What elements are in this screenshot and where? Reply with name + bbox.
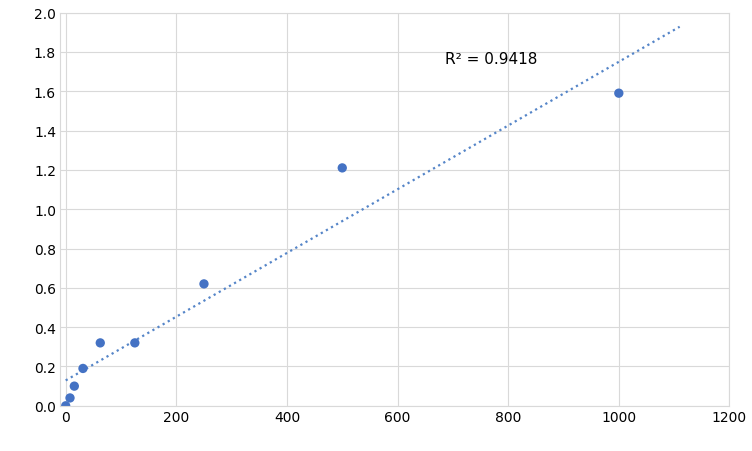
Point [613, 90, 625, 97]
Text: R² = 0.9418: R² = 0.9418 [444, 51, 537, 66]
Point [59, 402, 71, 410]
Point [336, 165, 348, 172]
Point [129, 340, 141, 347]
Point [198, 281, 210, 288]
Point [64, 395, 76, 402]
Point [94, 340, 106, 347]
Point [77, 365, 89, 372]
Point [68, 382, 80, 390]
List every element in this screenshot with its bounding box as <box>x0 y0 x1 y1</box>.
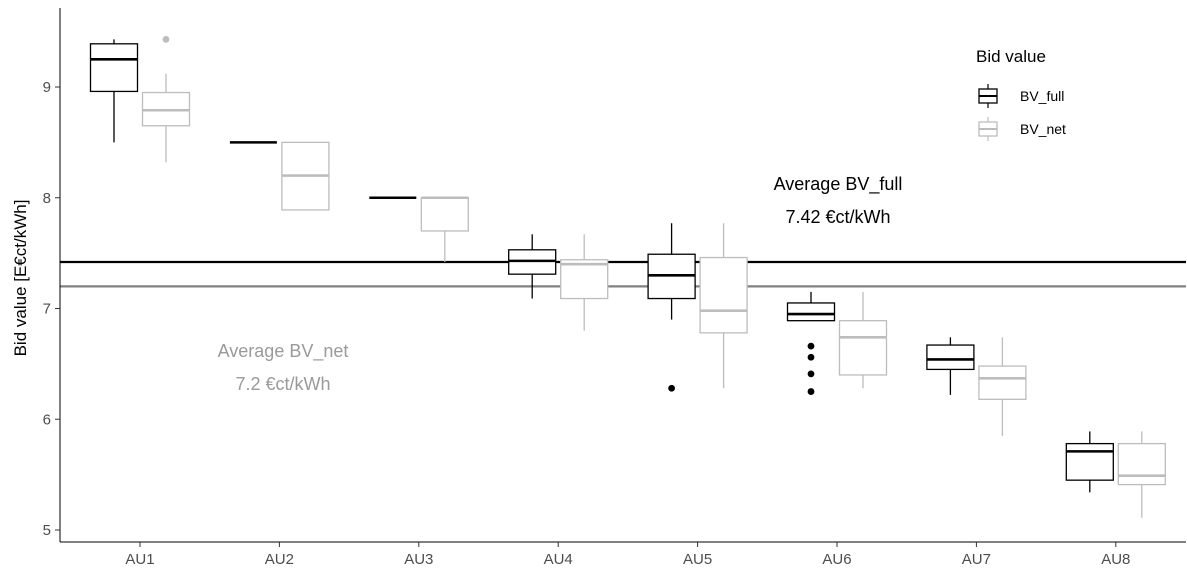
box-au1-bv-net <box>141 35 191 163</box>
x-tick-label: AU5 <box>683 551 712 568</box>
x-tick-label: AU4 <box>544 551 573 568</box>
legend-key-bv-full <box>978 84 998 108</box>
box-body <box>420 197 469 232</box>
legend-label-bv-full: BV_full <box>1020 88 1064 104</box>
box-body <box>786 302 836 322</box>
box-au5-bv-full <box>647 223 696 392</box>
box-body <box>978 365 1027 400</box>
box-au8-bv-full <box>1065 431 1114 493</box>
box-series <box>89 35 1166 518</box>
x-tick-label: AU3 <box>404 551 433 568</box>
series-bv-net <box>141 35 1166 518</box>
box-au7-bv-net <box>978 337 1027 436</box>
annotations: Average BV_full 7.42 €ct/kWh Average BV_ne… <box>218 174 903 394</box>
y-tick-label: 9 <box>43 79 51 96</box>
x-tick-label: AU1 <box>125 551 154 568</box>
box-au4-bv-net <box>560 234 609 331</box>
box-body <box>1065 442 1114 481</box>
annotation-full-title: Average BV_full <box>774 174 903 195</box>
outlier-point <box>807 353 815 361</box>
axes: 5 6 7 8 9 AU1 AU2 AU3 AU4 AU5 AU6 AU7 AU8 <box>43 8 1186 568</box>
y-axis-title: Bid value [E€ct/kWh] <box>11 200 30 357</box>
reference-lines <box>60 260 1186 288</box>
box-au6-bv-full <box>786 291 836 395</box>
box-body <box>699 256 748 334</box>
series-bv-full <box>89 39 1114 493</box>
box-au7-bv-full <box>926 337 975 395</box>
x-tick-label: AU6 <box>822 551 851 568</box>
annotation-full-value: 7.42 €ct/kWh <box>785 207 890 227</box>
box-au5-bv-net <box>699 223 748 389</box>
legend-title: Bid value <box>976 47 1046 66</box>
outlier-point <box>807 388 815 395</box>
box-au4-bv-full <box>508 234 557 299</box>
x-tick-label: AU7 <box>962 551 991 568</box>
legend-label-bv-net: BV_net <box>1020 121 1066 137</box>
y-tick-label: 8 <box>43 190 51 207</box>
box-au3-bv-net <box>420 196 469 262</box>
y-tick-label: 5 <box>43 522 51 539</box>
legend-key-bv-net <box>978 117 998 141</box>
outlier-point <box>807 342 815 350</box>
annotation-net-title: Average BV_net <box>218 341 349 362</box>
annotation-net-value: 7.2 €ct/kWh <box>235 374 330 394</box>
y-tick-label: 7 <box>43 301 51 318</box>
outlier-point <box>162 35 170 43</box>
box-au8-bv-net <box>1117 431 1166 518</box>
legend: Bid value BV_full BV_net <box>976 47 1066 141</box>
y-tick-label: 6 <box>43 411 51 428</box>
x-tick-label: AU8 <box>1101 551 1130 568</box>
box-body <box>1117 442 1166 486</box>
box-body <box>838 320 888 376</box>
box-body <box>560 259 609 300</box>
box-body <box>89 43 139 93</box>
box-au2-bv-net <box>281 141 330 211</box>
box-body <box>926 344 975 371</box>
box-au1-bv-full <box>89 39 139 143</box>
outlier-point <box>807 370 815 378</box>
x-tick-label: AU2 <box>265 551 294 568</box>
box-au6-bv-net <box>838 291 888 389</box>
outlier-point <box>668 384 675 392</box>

______

- [To do]: Copy every line of the listing above without any change, leaving out the picture lines.

- [Answer to the exercise]:
What elements are in this screenshot and where? Reply with name + bbox.
Point [613, 90, 625, 97]
Text: R² = 0.9418: R² = 0.9418 [444, 51, 537, 66]
Point [59, 402, 71, 410]
Point [336, 165, 348, 172]
Point [129, 340, 141, 347]
Point [198, 281, 210, 288]
Point [64, 395, 76, 402]
Point [94, 340, 106, 347]
Point [77, 365, 89, 372]
Point [68, 382, 80, 390]
List every element in this screenshot with its bounding box as <box>x0 y0 x1 y1</box>.
box-au1-bv-net <box>141 35 191 163</box>
x-tick-label: AU5 <box>683 551 712 568</box>
x-tick-label: AU4 <box>544 551 573 568</box>
legend-key-bv-full <box>978 84 998 108</box>
box-body <box>420 197 469 232</box>
legend-label-bv-full: BV_full <box>1020 88 1064 104</box>
box-body <box>786 302 836 322</box>
box-au5-bv-full <box>647 223 696 392</box>
box-body <box>978 365 1027 400</box>
box-au8-bv-full <box>1065 431 1114 493</box>
box-series <box>89 35 1166 518</box>
x-tick-label: AU3 <box>404 551 433 568</box>
series-bv-net <box>141 35 1166 518</box>
box-au7-bv-net <box>978 337 1027 436</box>
annotations: Average BV_full 7.42 €ct/kWh Average BV_ne… <box>218 174 903 394</box>
y-tick-label: 9 <box>43 79 51 96</box>
x-tick-label: AU1 <box>125 551 154 568</box>
box-au4-bv-net <box>560 234 609 331</box>
box-body <box>1065 442 1114 481</box>
annotation-full-title: Average BV_full <box>774 174 903 195</box>
outlier-point <box>807 353 815 361</box>
axes: 5 6 7 8 9 AU1 AU2 AU3 AU4 AU5 AU6 AU7 AU8 <box>43 8 1186 568</box>
y-axis-title: Bid value [E€ct/kWh] <box>11 200 30 357</box>
reference-lines <box>60 260 1186 288</box>
box-au6-bv-full <box>786 291 836 395</box>
box-body <box>699 256 748 334</box>
series-bv-full <box>89 39 1114 493</box>
box-au7-bv-full <box>926 337 975 395</box>
x-tick-label: AU6 <box>822 551 851 568</box>
annotation-full-value: 7.42 €ct/kWh <box>785 207 890 227</box>
box-au5-bv-net <box>699 223 748 389</box>
legend-title: Bid value <box>976 47 1046 66</box>
outlier-point <box>807 388 815 395</box>
box-au4-bv-full <box>508 234 557 299</box>
x-tick-label: AU7 <box>962 551 991 568</box>
legend-label-bv-net: BV_net <box>1020 121 1066 137</box>
y-tick-label: 8 <box>43 190 51 207</box>
box-au3-bv-net <box>420 196 469 262</box>
y-tick-label: 5 <box>43 522 51 539</box>
legend-key-bv-net <box>978 117 998 141</box>
outlier-point <box>807 342 815 350</box>
annotation-net-title: Average BV_net <box>218 341 349 362</box>
annotation-net-value: 7.2 €ct/kWh <box>235 374 330 394</box>
y-tick-label: 7 <box>43 301 51 318</box>
outlier-point <box>162 35 170 43</box>
box-au8-bv-net <box>1117 431 1166 518</box>
legend: Bid value BV_full BV_net <box>976 47 1066 141</box>
y-tick-label: 6 <box>43 411 51 428</box>
x-tick-label: AU8 <box>1101 551 1130 568</box>
box-body <box>1117 442 1166 486</box>
box-body <box>838 320 888 376</box>
box-body <box>560 259 609 300</box>
box-body <box>89 43 139 93</box>
box-au2-bv-net <box>281 141 330 211</box>
box-body <box>926 344 975 371</box>
box-au1-bv-full <box>89 39 139 143</box>
outlier-point <box>807 370 815 378</box>
x-tick-label: AU2 <box>265 551 294 568</box>
box-au6-bv-net <box>838 291 888 389</box>
outlier-point <box>668 384 675 392</box>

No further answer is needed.